**Brief**:
From the entries below, work out the number of lines that hold the word "środki", and give that number alone.

**Material to process**:
==*==
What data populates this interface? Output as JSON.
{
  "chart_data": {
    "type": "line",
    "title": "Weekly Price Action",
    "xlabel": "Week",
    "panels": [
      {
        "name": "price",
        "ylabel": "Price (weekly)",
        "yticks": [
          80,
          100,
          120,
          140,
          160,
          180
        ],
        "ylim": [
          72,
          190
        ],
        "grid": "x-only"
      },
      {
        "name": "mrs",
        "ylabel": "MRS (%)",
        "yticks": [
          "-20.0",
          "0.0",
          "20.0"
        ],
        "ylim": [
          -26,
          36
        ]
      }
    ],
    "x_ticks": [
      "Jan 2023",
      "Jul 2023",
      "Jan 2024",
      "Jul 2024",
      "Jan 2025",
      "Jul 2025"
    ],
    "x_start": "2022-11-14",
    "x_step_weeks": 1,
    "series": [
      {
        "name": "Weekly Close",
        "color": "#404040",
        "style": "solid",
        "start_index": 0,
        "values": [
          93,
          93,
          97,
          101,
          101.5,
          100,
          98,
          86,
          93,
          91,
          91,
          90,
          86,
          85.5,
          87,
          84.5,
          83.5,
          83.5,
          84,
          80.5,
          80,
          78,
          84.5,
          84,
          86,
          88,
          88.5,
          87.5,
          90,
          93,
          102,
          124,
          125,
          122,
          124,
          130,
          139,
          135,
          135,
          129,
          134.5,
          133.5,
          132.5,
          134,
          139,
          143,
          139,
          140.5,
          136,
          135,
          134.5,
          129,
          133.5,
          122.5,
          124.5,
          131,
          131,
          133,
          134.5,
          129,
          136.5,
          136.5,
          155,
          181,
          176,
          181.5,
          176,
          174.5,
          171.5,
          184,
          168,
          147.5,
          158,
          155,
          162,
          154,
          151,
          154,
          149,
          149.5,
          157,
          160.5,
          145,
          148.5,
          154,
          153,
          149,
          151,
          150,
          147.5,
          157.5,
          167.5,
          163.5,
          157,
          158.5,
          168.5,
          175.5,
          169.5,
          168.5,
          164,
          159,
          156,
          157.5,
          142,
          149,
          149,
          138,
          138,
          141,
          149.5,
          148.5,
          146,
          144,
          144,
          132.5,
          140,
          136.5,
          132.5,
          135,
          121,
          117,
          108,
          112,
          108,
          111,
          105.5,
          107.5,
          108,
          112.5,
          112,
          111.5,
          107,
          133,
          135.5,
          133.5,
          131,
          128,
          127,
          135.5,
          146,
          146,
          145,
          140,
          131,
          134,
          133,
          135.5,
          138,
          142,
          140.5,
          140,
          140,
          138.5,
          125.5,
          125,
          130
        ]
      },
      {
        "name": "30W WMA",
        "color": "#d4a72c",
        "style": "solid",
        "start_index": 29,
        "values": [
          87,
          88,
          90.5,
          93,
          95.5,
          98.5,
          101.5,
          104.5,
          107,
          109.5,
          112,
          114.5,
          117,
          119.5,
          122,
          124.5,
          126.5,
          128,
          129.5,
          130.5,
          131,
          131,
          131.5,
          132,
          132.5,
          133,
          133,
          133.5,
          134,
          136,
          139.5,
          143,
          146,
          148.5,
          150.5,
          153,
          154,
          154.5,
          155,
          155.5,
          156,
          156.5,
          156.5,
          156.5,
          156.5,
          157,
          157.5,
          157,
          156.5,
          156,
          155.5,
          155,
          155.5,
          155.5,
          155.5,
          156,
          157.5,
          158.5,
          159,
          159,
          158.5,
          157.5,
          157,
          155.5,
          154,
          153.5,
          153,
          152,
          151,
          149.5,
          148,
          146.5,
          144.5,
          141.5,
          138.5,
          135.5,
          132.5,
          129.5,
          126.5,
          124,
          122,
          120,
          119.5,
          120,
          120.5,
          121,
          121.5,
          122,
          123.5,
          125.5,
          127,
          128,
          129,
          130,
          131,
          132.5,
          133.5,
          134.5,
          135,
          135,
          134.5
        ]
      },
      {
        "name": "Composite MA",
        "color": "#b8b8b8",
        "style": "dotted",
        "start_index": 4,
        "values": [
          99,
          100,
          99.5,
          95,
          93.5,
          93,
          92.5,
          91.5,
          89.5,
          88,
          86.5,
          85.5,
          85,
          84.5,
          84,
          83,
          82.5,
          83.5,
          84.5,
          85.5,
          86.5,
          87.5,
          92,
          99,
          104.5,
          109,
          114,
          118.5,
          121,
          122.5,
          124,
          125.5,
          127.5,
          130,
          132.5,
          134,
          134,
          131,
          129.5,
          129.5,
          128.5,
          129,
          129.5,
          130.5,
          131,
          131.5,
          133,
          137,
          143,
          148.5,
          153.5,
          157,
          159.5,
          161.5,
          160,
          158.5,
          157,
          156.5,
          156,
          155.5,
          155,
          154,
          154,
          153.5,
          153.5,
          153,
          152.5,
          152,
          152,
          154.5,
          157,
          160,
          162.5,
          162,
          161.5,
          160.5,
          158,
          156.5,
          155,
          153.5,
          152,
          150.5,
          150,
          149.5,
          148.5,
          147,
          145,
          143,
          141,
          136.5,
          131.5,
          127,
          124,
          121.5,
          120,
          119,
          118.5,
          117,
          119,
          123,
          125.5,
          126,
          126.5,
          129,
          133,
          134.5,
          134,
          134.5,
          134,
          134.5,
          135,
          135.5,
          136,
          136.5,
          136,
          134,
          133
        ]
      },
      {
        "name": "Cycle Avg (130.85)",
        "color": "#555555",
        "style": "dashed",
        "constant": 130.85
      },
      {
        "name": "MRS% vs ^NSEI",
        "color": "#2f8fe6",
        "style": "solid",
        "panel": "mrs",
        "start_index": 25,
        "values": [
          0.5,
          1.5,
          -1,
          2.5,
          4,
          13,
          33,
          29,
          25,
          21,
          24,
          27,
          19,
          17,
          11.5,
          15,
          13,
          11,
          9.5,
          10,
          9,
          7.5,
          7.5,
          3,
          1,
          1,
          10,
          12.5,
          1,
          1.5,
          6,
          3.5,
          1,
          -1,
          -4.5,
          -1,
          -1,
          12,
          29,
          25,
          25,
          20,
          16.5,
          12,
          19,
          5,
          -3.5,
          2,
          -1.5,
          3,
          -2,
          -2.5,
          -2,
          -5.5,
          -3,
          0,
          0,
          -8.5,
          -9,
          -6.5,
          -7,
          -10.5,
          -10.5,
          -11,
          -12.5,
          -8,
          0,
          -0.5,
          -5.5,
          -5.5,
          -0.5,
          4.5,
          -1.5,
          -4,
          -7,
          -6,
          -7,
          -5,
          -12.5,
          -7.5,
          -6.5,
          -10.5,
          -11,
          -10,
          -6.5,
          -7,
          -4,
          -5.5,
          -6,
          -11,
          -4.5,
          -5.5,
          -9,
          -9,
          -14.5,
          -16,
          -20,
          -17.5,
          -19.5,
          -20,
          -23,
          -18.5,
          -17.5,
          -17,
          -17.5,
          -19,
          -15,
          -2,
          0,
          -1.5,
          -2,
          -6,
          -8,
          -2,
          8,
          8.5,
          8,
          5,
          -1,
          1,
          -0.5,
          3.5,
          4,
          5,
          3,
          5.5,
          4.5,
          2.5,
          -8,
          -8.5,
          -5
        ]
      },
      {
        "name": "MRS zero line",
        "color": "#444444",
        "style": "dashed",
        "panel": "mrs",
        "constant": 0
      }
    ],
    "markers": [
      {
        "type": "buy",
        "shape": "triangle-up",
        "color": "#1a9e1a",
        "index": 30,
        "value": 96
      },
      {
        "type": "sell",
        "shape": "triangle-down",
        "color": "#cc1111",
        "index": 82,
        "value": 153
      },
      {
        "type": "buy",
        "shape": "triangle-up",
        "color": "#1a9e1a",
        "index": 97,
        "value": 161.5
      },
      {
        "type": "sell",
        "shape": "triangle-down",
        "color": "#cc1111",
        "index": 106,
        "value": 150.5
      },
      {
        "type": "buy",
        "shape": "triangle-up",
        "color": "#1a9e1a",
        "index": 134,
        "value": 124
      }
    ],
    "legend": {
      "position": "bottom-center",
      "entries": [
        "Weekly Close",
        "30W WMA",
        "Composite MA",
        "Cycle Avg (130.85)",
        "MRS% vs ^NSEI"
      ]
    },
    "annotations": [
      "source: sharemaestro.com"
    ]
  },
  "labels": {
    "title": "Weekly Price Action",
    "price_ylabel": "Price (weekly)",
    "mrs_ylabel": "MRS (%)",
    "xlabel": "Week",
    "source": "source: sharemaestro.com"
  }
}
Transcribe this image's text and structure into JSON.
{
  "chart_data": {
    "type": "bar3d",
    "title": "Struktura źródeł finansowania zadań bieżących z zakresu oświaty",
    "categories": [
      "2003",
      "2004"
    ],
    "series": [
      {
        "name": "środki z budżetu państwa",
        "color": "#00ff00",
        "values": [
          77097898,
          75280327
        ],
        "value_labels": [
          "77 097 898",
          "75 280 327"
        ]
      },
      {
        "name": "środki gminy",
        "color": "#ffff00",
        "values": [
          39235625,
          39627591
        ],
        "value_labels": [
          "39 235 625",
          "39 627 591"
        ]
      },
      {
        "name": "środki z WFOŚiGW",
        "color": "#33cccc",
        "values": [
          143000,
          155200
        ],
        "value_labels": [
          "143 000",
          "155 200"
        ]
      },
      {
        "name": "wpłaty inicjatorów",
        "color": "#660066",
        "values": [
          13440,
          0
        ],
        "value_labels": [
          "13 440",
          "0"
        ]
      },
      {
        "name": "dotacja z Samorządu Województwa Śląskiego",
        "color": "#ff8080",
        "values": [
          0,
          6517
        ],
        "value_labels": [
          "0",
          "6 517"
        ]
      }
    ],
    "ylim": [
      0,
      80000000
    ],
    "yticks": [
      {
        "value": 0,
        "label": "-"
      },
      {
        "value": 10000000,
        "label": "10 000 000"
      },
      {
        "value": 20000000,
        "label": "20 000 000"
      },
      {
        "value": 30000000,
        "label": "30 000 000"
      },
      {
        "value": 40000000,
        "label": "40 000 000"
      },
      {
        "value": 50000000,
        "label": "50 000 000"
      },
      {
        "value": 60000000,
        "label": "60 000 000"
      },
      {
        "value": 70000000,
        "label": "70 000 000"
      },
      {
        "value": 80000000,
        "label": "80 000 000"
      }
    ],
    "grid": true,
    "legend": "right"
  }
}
==*==
**Full response**:
3